◆ DIRECTIVE:
Lines containing the word "normal" should be extracted in full.
___ DATA SUPPLIED
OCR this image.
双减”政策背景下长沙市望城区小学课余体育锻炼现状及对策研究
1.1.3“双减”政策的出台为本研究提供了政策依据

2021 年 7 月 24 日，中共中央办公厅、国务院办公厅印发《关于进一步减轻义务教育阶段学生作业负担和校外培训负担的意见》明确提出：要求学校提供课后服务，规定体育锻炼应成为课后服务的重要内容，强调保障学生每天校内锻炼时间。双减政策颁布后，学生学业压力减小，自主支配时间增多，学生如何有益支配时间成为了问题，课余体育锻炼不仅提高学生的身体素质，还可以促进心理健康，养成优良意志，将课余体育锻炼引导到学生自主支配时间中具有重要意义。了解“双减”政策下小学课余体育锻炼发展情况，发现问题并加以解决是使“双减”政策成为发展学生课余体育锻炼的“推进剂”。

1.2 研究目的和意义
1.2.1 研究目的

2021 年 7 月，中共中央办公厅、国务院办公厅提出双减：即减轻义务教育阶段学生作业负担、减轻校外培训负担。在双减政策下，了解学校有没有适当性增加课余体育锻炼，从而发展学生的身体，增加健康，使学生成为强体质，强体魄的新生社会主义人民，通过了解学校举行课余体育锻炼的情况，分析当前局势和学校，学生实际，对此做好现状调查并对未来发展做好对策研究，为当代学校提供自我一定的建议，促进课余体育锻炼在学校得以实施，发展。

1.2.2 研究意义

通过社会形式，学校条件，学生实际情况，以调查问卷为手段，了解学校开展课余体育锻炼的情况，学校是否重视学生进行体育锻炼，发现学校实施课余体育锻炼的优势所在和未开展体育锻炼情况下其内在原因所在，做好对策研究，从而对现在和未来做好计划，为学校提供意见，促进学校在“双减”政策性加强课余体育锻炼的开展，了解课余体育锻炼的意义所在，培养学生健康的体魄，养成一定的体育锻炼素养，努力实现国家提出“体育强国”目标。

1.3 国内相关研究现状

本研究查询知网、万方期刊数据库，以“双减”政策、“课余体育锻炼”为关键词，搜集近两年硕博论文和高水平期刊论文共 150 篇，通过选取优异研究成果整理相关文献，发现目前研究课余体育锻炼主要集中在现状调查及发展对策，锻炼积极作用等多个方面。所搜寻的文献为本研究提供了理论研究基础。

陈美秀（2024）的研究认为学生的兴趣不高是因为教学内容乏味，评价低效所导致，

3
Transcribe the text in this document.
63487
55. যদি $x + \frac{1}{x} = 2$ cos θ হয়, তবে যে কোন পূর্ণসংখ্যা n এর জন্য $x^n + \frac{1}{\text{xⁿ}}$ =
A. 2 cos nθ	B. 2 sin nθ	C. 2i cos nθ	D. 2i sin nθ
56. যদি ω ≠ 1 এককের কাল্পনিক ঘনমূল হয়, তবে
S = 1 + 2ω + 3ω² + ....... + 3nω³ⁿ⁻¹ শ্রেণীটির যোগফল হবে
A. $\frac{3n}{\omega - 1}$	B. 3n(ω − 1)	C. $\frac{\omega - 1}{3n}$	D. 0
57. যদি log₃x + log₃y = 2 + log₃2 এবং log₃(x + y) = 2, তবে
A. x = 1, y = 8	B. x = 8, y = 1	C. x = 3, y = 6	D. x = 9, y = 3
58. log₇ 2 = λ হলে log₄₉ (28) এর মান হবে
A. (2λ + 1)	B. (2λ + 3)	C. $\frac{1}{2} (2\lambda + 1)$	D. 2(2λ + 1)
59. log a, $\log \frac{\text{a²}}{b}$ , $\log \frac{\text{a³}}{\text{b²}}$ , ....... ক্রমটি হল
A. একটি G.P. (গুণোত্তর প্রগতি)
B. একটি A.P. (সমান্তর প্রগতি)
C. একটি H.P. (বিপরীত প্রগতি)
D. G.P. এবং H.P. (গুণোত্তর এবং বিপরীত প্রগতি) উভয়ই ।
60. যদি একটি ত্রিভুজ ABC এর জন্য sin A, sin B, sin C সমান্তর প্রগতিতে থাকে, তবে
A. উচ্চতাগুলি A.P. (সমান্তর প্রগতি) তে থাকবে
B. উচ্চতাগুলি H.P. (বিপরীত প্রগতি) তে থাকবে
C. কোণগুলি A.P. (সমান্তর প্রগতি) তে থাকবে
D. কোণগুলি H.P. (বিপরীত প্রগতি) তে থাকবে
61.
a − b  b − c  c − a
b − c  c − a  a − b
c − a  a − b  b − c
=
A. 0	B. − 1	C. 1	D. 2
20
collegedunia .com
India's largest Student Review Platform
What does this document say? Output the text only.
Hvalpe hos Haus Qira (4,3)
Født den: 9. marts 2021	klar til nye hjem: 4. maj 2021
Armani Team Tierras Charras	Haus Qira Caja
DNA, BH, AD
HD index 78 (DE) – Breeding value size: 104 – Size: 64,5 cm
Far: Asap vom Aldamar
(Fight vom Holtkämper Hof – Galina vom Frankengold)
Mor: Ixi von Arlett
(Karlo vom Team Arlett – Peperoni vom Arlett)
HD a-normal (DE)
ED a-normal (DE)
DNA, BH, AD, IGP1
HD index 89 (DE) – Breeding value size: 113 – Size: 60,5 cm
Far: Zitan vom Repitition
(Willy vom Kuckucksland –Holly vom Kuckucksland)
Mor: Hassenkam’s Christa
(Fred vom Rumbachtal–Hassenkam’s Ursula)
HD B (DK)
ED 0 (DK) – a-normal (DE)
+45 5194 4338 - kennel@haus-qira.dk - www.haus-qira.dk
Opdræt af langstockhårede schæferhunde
______
◆ PROBLEM SOLUTION:
HD a-normal (DE)
ED a-normal (DE)
ED 0 (DK) – a-normal (DE)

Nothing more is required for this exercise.